Set down every record once more, exactly as given.

* Exercise input
>>>

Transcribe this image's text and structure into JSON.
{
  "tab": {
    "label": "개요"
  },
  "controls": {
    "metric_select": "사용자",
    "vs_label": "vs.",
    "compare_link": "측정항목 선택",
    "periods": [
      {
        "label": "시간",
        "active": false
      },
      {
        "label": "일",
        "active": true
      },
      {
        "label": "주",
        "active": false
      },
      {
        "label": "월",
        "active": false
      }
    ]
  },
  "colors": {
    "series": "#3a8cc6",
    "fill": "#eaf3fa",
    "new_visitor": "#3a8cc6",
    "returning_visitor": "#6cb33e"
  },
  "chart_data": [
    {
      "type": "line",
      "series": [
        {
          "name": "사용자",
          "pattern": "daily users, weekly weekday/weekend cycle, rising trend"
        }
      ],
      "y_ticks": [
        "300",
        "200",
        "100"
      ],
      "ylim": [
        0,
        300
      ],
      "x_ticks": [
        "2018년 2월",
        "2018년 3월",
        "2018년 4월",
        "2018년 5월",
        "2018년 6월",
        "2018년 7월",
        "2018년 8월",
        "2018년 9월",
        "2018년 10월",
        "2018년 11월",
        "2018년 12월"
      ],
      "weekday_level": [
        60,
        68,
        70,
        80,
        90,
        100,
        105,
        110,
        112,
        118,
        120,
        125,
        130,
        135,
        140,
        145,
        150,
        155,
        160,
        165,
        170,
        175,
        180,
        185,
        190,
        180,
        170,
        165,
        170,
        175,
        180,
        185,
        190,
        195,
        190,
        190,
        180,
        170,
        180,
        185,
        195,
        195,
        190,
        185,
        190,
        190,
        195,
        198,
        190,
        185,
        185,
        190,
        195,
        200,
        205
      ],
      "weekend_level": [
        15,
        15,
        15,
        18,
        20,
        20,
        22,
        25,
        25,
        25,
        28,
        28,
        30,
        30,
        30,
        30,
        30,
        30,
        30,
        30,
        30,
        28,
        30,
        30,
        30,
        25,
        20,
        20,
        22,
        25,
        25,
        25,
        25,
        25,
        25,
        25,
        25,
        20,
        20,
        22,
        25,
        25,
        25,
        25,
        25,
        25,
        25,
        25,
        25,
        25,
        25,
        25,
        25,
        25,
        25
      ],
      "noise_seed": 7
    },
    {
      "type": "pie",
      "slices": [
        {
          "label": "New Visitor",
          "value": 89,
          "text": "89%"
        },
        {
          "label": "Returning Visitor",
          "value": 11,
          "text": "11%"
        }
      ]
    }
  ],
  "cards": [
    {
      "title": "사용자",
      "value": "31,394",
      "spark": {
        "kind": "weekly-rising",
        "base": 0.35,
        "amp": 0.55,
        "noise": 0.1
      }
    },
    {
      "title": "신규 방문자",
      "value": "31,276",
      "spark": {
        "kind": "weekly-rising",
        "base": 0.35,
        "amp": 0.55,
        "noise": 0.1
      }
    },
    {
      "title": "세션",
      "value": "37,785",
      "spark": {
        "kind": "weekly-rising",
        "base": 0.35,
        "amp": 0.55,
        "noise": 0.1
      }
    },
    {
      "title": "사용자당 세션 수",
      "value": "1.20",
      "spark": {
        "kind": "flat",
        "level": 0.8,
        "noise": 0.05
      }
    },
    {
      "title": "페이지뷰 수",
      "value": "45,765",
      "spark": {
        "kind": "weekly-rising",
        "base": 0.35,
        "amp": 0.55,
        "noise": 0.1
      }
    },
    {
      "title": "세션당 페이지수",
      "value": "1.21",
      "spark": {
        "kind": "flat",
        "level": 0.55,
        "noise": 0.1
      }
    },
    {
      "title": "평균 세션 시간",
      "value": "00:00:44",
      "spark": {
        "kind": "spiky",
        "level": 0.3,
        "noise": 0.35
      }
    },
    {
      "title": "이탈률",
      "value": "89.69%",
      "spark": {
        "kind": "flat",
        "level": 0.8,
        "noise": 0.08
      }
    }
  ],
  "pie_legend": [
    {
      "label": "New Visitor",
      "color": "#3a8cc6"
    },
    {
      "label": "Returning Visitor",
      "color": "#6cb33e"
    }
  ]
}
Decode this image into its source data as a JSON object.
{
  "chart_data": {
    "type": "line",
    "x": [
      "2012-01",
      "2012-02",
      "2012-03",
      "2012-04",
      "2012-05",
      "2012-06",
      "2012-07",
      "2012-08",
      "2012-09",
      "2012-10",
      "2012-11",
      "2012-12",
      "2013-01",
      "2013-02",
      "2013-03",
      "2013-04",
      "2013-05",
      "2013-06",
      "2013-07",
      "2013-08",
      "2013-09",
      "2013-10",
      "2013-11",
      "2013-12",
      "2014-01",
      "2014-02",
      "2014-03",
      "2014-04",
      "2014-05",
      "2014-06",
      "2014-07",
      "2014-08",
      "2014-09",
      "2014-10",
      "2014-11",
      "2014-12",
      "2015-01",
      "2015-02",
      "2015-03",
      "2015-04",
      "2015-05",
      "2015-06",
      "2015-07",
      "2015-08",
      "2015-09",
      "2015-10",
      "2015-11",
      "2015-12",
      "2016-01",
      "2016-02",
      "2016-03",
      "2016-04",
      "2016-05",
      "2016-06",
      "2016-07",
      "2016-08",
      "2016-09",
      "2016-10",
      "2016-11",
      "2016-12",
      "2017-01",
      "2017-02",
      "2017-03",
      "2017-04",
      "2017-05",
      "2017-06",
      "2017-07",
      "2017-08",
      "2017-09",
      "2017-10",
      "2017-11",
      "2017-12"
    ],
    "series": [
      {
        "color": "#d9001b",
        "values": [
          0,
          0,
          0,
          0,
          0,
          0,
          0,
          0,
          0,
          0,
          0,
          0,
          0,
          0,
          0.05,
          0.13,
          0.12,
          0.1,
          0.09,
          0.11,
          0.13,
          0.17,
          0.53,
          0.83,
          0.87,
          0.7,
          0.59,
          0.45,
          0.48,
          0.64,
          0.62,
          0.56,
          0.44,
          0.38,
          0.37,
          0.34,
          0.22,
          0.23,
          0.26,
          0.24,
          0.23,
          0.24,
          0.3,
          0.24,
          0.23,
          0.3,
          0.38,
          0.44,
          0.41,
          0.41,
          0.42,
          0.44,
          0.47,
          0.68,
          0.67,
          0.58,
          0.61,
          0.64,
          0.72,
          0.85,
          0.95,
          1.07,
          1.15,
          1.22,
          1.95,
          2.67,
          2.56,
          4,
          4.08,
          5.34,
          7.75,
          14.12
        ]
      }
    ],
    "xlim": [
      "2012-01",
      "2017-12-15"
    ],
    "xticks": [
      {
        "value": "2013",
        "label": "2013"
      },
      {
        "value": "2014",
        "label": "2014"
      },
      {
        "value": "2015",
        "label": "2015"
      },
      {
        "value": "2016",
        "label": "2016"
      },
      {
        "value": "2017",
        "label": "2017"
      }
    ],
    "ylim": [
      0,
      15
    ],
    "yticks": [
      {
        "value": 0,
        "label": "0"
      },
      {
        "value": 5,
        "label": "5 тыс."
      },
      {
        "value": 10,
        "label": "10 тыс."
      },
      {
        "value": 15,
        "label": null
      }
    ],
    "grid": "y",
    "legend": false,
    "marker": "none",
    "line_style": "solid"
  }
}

<<<

* Solution for this problem
Transcribe this image's text and structure into JSON.
{
  "tab": {
    "label": "개요"
  },
  "controls": {
    "metric_select": "사용자",
    "vs_label": "vs.",
    "compare_link": "측정항목 선택",
    "periods": [
      {
        "label": "시간",
        "active": false
      },
      {
        "label": "일",
        "active": true
      },
      {
        "label": "주",
        "active": false
      },
      {
        "label": "월",
        "active": false
      }
    ]
  },
  "colors": {
    "series": "#3a8cc6",
    "fill": "#eaf3fa",
    "new_visitor": "#3a8cc6",
    "returning_visitor": "#6cb33e"
  },
  "chart_data": [
    {
      "type": "line",
      "series": [
        {
          "name": "사용자",
          "pattern": "daily users, weekly weekday/weekend cycle, rising trend"
        }
      ],
      "y_ticks": [
        "300",
        "200",
        "100"
      ],
      "ylim": [
        0,
        300
      ],
      "x_ticks": [
        "2018년 2월",
        "2018년 3월",
        "2018년 4월",
        "2018년 5월",
        "2018년 6월",
        "2018년 7월",
        "2018년 8월",
        "2018년 9월",
        "2018년 10월",
        "2018년 11월",
        "2018년 12월"
      ],
      "weekday_level": [
        60,
        68,
        70,
        80,
        90,
        100,
        105,
        110,
        112,
        118,
        120,
        125,
        130,
        135,
        140,
        145,
        150,
        155,
        160,
        165,
        170,
        175,
        180,
        185,
        190,
        180,
        170,
        165,
        170,
        175,
        180,
        185,
        190,
        195,
        190,
        190,
        180,
        170,
        180,
        185,
        195,
        195,
        190,
        185,
        190,
        190,
        195,
        198,
        190,
        185,
        185,
        190,
        195,
        200,
        205
      ],
      "weekend_level": [
        15,
        15,
        15,
        18,
        20,
        20,
        22,
        25,
        25,
        25,
        28,
        28,
        30,
        30,
        30,
        30,
        30,
        30,
        30,
        30,
        30,
        28,
        30,
        30,
        30,
        25,
        20,
        20,
        22,
        25,
        25,
        25,
        25,
        25,
        25,
        25,
        25,
        20,
        20,
        22,
        25,
        25,
        25,
        25,
        25,
        25,
        25,
        25,
        25,
        25,
        25,
        25,
        25,
        25,
        25
      ],
      "noise_seed": 7
    },
    {
      "type": "pie",
      "slices": [
        {
          "label": "New Visitor",
          "value": 89,
          "text": "89%"
        },
        {
          "label": "Returning Visitor",
          "value": 11,
          "text": "11%"
        }
      ]
    }
  ],
  "cards": [
    {
      "title": "사용자",
      "value": "31,394",
      "spark": {
        "kind": "weekly-rising",
        "base": 0.35,
        "amp": 0.55,
        "noise": 0.1
      }
    },
    {
      "title": "신규 방문자",
      "value": "31,276",
      "spark": {
        "kind": "weekly-rising",
        "base": 0.35,
        "amp": 0.55,
        "noise": 0.1
      }
    },
    {
      "title": "세션",
      "value": "37,785",
      "spark": {
        "kind": "weekly-rising",
        "base": 0.35,
        "amp": 0.55,
        "noise": 0.1
      }
    },
    {
      "title": "사용자당 세션 수",
      "value": "1.20",
      "spark": {
        "kind": "flat",
        "level": 0.8,
        "noise": 0.05
      }
    },
    {
      "title": "페이지뷰 수",
      "value": "45,765",
      "spark": {
        "kind": "weekly-rising",
        "base": 0.35,
        "amp": 0.55,
        "noise": 0.1
      }
    },
    {
      "title": "세션당 페이지수",
      "value": "1.21",
      "spark": {
        "kind": "flat",
        "level": 0.55,
        "noise": 0.1
      }
    },
    {
      "title": "평균 세션 시간",
      "value": "00:00:44",
      "spark": {
        "kind": "spiky",
        "level": 0.3,
        "noise": 0.35
      }
    },
    {
      "title": "이탈률",
      "value": "89.69%",
      "spark": {
        "kind": "flat",
        "level": 0.8,
        "noise": 0.08
      }
    }
  ],
  "pie_legend": [
    {
      "label": "New Visitor",
      "color": "#3a8cc6"
    },
    {
      "label": "Returning Visitor",
      "color": "#6cb33e"
    }
  ]
}
Decode this image into its source data as a JSON object.
{
  "chart_data": {
    "type": "line",
    "x": [
      "2012-01",
      "2012-02",
      "2012-03",
      "2012-04",
      "2012-05",
      "2012-06",
      "2012-07",
      "2012-08",
      "2012-09",
      "2012-10",
      "2012-11",
      "2012-12",
      "2013-01",
      "2013-02",
      "2013-03",
      "2013-04",
      "2013-05",
      "2013-06",
      "2013-07",
      "2013-08",
      "2013-09",
      "2013-10",
      "2013-11",
      "2013-12",
      "2014-01",
      "2014-02",
      "2014-03",
      "2014-04",
      "2014-05",
      "2014-06",
      "2014-07",
      "2014-08",
      "2014-09",
      "2014-10",
      "2014-11",
      "2014-12",
      "2015-01",
      "2015-02",
      "2015-03",
      "2015-04",
      "2015-05",
      "2015-06",
      "2015-07",
      "2015-08",
      "2015-09",
      "2015-10",
      "2015-11",
      "2015-12",
      "2016-01",
      "2016-02",
      "2016-03",
      "2016-04",
      "2016-05",
      "2016-06",
      "2016-07",
      "2016-08",
      "2016-09",
      "2016-10",
      "2016-11",
      "2016-12",
      "2017-01",
      "2017-02",
      "2017-03",
      "2017-04",
      "2017-05",
      "2017-06",
      "2017-07",
      "2017-08",
      "2017-09",
      "2017-10",
      "2017-11",
      "2017-12"
    ],
    "series": [
      {
        "color": "#d9001b",
        "values": [
          0,
          0,
          0,
          0,
          0,
          0,
          0,
          0,
          0,
          0,
          0,
          0,
          0,
          0,
          0.05,
          0.13,
          0.12,
          0.1,
          0.09,
          0.11,
          0.13,
          0.17,
          0.53,
          0.83,
          0.87,
          0.7,
          0.59,
          0.45,
          0.48,
          0.64,
          0.62,
          0.56,
          0.44,
          0.38,
          0.37,
          0.34,
          0.22,
          0.23,
          0.26,
          0.24,
          0.23,
          0.24,
          0.3,
          0.24,
          0.23,
          0.3,
          0.38,
          0.44,
          0.41,
          0.41,
          0.42,
          0.44,
          0.47,
          0.68,
          0.67,
          0.58,
          0.61,
          0.64,
          0.72,
          0.85,
          0.95,
          1.07,
          1.15,
          1.22,
          1.95,
          2.67,
          2.56,
          4,
          4.08,
          5.34,
          7.75,
          14.12
        ]
      }
    ],
    "xlim": [
      "2012-01",
      "2017-12-15"
    ],
    "xticks": [
      {
        "value": "2013",
        "label": "2013"
      },
      {
        "value": "2014",
        "label": "2014"
      },
      {
        "value": "2015",
        "label": "2015"
      },
      {
        "value": "2016",
        "label": "2016"
      },
      {
        "value": "2017",
        "label": "2017"
      }
    ],
    "ylim": [
      0,
      15
    ],
    "yticks": [
      {
        "value": 0,
        "label": "0"
      },
      {
        "value": 5,
        "label": "5 тыс."
      },
      {
        "value": 10,
        "label": "10 тыс."
      },
      {
        "value": 15,
        "label": null
      }
    ],
    "grid": "y",
    "legend": false,
    "marker": "none",
    "line_style": "solid"
  }
}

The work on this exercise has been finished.